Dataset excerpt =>
==========

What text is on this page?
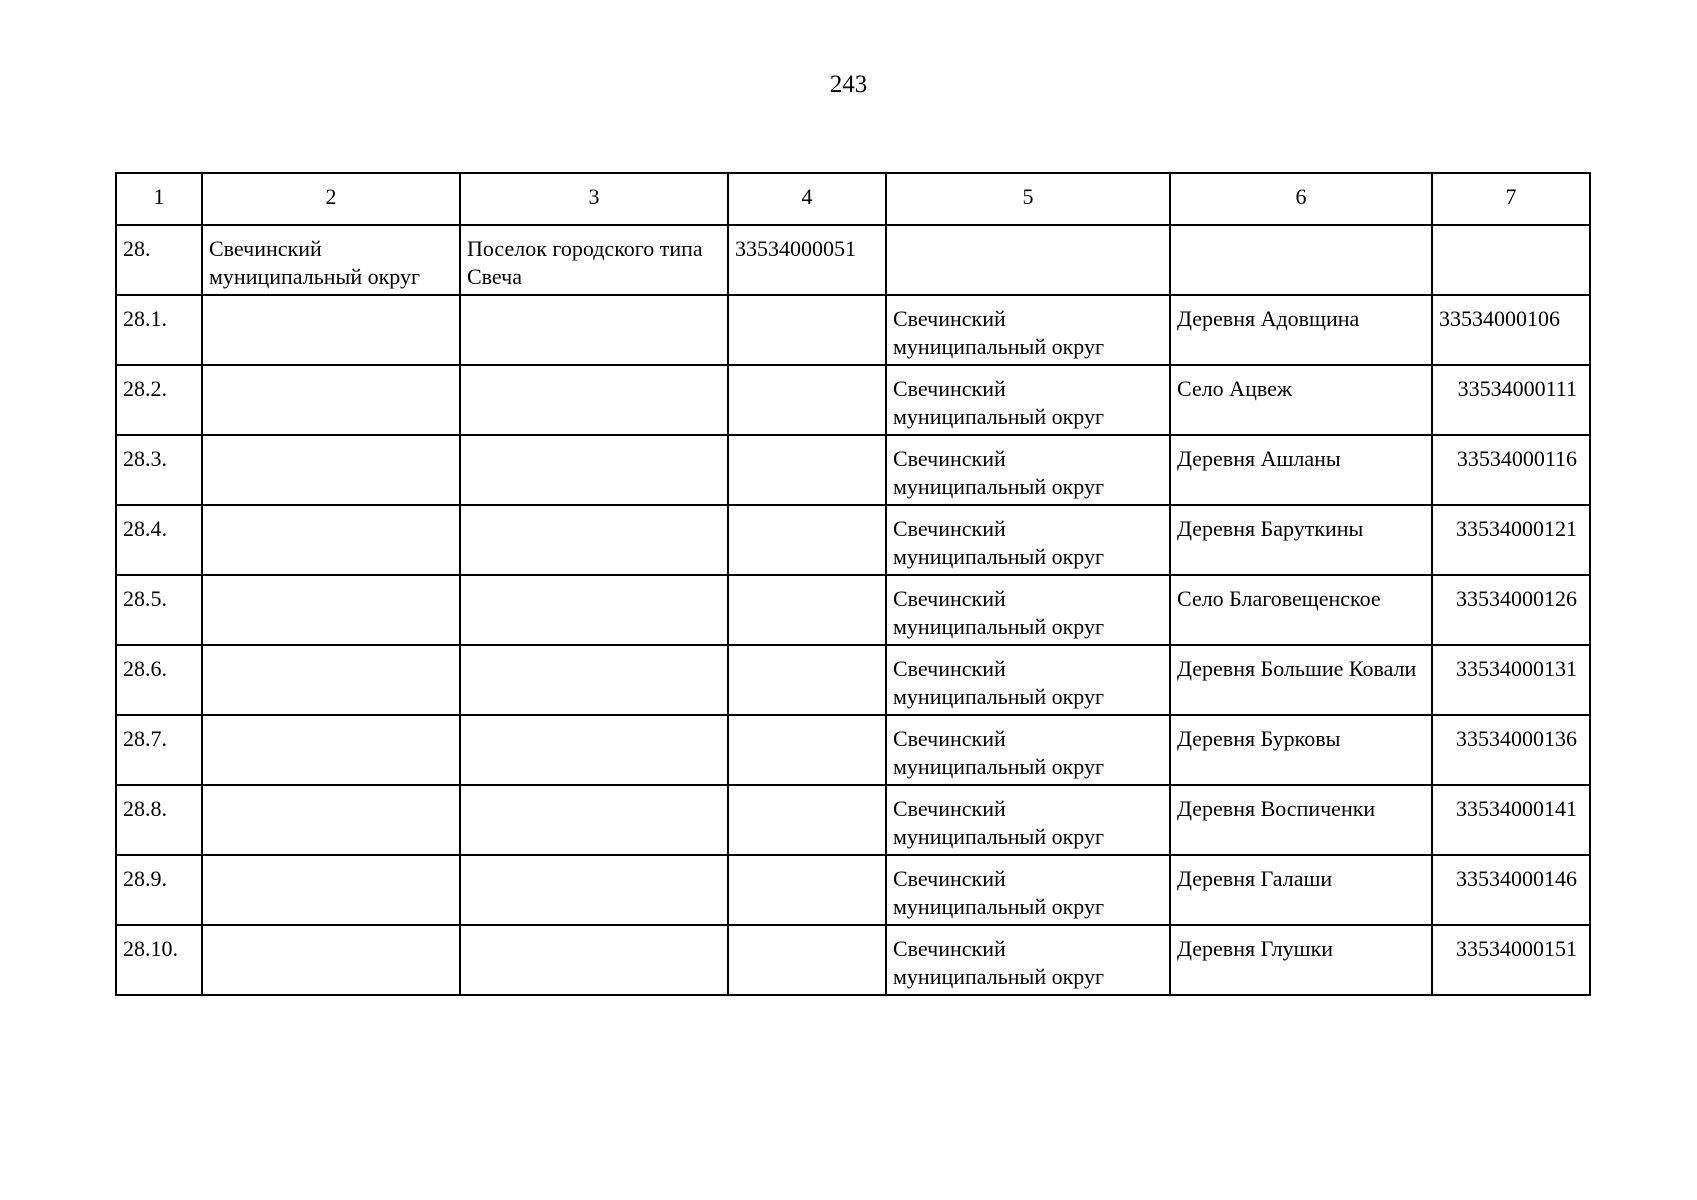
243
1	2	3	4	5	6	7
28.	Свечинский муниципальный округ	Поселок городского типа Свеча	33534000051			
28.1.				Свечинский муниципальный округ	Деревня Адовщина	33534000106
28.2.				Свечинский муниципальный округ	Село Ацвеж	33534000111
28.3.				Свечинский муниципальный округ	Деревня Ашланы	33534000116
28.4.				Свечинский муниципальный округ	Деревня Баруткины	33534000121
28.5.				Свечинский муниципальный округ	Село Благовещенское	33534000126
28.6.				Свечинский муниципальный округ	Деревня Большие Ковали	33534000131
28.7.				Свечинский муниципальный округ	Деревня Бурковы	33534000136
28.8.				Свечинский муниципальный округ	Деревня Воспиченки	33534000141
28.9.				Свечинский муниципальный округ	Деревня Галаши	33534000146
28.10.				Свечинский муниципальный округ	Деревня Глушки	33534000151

==========

INSTRUCTIONS TO FOLLOW => Determine how many lines include the string "Деревня". Give no answer but the number.

ANSWER => 8